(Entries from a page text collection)
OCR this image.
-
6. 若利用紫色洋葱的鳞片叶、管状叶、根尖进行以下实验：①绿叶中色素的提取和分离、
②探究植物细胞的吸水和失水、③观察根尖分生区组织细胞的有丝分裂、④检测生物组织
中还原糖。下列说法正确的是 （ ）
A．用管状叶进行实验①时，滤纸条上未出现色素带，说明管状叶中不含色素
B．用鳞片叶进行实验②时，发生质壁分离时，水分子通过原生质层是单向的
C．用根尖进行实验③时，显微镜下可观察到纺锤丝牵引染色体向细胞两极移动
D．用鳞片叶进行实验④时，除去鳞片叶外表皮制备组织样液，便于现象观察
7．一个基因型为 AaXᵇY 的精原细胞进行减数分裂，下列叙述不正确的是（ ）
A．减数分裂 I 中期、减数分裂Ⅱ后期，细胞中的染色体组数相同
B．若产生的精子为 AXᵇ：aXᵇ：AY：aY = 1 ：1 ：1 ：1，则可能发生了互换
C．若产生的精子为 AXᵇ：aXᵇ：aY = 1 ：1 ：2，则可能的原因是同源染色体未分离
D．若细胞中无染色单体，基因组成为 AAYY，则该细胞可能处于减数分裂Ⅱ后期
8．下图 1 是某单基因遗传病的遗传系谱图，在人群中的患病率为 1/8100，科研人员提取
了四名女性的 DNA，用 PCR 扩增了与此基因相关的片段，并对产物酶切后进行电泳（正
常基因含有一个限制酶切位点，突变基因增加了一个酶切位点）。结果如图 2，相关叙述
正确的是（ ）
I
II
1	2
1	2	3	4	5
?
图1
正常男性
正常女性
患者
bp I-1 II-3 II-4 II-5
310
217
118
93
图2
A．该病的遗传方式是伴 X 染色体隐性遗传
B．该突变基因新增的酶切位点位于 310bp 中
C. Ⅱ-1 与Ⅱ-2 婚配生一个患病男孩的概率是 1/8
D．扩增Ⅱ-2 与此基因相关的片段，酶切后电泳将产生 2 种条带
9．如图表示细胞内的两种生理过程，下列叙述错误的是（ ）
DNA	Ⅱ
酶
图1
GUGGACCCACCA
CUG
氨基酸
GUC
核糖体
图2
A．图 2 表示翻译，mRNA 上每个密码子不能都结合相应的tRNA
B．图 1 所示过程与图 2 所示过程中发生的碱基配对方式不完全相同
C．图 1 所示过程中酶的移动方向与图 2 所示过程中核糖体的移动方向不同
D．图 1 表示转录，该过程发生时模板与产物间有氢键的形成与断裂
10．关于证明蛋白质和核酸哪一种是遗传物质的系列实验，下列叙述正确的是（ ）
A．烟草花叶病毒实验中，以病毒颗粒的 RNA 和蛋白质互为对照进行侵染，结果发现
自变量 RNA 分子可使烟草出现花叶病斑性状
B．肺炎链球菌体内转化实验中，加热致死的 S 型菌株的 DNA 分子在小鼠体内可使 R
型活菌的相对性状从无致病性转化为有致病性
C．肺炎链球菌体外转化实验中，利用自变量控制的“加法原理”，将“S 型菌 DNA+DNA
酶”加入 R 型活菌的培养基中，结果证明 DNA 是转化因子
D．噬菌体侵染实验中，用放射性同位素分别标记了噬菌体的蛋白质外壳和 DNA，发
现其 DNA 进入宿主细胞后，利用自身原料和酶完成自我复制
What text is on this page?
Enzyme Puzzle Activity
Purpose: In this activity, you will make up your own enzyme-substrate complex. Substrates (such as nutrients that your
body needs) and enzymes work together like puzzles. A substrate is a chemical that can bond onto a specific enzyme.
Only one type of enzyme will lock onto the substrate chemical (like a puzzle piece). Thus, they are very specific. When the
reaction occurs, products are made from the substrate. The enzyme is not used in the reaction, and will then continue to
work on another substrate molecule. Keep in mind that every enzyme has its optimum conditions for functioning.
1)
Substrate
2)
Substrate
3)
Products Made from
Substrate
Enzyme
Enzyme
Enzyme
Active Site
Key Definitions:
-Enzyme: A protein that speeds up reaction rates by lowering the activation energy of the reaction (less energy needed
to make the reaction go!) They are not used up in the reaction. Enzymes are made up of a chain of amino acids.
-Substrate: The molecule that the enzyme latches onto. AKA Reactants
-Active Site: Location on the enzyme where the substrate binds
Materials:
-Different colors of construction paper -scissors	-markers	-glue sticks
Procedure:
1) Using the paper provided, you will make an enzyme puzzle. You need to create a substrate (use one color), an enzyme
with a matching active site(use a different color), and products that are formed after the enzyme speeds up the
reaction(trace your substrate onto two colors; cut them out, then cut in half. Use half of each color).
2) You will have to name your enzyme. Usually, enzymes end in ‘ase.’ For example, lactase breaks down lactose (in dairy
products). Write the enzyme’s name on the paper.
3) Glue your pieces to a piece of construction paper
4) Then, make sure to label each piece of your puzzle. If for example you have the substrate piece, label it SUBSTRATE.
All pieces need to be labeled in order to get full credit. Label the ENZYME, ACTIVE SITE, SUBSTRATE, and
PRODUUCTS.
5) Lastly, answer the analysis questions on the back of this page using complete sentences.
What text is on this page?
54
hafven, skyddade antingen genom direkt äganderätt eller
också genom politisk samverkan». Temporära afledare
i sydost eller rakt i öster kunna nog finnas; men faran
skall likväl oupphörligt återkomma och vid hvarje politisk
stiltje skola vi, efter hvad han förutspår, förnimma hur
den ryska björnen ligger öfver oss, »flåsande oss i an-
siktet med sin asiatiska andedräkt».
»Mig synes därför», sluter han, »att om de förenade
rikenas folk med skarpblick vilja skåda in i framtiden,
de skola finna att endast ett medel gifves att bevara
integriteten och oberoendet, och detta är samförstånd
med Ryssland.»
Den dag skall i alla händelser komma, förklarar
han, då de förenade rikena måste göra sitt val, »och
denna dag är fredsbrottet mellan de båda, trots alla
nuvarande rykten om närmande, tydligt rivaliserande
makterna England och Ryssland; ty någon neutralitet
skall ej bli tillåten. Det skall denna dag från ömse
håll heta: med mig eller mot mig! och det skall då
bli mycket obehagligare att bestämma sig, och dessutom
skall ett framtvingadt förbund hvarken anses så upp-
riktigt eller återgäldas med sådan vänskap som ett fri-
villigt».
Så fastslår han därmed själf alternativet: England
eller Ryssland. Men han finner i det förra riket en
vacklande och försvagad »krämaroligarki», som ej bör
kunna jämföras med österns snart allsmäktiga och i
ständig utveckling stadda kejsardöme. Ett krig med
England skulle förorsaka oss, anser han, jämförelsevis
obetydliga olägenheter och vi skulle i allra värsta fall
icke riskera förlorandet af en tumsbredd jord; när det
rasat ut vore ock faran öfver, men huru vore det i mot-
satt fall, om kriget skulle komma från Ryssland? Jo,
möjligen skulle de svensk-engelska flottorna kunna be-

## WHAT NEEDS TO BE DONE
Filter the preceding entries down to the lines with "öfver".

## RESPONSE TO THE TASK
den ryska björnen ligger öfver oss, »flåsande oss i an-
rasat ut vore ock faran öfver, men huru vore det i mot-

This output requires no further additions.